* Begin Excerpt provided *
Third Party Software used by Niagara

This is a list of the third party software currently used by the Niagara project. I've started adding comments about where this third party software is used, and what direction the use of that software is going to take.

Apache C/C++ XML Parser
Berkeley DB Library
GNU Common C++ Library
JTC ... Java-Like Threads in C++
W3C HTML and WWW Library
Software under consideration

Apache C/C++ XML Parser

Otherwise known as xerces-c. This is the ex-IBM XML Parser that has been taken over by the Apache XML effort.

Niagara uses Xerces-C for all its XML parsing duties. It also uses the in-memory (DOM?) representation for all it's in-memory (but non-database) XML duties.

No major changes are planned for Xerces-c support in Niagara at current. Long-term it may be to Niagara's advantage to adapt its own an XML representation. Then that implmentation would be implemented with Xerces-c, or any other XML providing library. However, there aren't a great deal of other XML parsers to compete with Xerces-c at the moment, which makes neutralizing the interface to XML rather low priority. However, given larger XML documents, some sort of paging in parts of an XML document as needed may be needed, which would require layering XML properly. There is also a fairly big design task here if this is considered.

Xerces-c has a major synchronization bubble; it uses a single mutex to implement various atomic memory operations on the reference counts in all its in-memory XML representation. That means that even separate threads with completely independent, XML data structures may be contending over this mutex. If things are actually happening in parallel, this is expensive. However, even if things are happening serially, we still suffer the costs of locking and unlocking a mutex for simple reference counting operations. Long term, we probably want to look at trying to enable architecture specific atomic memory operation support to make this work better. Use of Bolo's testandset library is one possibility. In the short term, support will need to be added to Xerces-c to support Shore Threads as a thread package / operating system for these synchronization primitives.

Versions and Information

Version 1.3 is in /p/niagara/repository.
Version 1.3 is in /p/niagara/s.
Version 1.4 is in /p/niagara/s.
Niagara compiles and runs with both versions 1.3 and 1.4.
* End Excerpt provided *
* Begin Data entries *
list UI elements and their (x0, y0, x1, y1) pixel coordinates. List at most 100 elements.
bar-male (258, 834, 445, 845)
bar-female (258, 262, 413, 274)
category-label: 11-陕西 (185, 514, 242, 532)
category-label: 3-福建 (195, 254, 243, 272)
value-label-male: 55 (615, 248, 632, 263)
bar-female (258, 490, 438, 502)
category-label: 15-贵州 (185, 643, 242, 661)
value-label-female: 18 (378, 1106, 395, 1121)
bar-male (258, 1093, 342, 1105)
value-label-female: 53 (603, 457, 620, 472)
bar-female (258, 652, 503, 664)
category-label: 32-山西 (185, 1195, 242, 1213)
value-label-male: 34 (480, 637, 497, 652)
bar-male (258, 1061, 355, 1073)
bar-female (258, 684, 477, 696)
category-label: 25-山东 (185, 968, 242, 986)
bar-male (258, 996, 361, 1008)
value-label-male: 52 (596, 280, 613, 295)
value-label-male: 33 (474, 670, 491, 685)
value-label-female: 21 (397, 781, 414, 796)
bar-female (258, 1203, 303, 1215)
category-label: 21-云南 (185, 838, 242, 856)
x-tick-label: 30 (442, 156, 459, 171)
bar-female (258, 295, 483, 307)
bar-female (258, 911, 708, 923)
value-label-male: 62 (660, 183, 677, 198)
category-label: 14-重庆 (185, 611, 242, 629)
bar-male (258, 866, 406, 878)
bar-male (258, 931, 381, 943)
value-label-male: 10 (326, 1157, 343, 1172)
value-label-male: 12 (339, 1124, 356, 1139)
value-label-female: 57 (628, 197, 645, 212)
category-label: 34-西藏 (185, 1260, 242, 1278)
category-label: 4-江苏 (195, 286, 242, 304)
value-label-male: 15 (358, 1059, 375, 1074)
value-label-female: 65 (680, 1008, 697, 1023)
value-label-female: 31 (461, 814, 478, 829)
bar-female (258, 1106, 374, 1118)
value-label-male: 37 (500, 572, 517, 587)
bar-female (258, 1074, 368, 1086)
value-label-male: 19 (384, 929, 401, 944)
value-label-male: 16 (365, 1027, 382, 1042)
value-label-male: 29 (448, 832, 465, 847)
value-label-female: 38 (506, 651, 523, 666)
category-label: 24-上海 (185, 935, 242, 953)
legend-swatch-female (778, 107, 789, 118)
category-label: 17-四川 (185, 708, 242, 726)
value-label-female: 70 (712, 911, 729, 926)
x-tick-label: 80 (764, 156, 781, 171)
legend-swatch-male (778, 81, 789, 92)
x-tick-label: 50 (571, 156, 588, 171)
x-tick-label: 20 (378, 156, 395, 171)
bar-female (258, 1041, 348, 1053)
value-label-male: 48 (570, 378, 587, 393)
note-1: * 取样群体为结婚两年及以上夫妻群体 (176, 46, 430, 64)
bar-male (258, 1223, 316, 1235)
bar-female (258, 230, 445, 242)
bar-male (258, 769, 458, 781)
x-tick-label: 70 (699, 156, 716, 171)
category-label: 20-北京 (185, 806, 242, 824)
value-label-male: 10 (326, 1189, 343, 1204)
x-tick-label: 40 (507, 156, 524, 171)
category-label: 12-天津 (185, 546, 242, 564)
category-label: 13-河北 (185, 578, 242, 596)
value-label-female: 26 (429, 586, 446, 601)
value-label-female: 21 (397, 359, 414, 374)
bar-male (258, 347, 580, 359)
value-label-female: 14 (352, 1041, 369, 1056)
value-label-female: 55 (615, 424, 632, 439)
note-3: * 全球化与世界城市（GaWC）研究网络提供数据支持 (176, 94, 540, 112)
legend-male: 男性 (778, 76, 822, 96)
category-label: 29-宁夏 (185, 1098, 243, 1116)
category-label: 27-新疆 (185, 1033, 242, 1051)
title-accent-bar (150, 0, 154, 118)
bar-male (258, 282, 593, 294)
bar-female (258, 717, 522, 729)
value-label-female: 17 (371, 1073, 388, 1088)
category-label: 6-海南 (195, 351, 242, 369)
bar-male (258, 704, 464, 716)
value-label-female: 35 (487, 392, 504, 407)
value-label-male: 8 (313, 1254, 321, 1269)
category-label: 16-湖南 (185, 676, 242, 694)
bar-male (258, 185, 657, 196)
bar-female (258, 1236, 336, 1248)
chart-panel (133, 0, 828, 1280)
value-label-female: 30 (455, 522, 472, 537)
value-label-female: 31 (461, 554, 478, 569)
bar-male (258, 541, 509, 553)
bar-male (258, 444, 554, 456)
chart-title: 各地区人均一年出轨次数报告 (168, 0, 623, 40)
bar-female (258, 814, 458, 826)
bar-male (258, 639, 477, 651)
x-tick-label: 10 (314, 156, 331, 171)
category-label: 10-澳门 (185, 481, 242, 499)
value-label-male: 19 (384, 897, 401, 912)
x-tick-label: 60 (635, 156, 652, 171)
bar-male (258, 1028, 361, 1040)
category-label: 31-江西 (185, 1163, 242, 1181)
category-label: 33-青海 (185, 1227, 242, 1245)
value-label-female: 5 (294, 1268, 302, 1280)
* End Data entries *
**Problem to solve**
Reproduce the passage of the page on Niagara's third party software from "Niagara uses Xerces-C" to "this is considered.".

**Complete answer**
Niagara uses Xerces-C for all its XML parsing duties. It also uses the in-memory (DOM?) representation for all it's in-memory (but non-database) XML duties.

No major changes are planned for Xerces-c support in Niagara at current. Long-term it may be to Niagara's advantage to adapt its own an XML representation. Then that implmentation would be implemented with Xerces-c, or any other XML providing library. However, there aren't a great deal of other XML parsers to compete with Xerces-c at the moment, which makes neutralizing the interface to XML rather low priority. However, given larger XML documents, some sort of paging in parts of an XML document as needed may be needed, which would require layering XML properly. There is also a fairly big design task here if this is considered.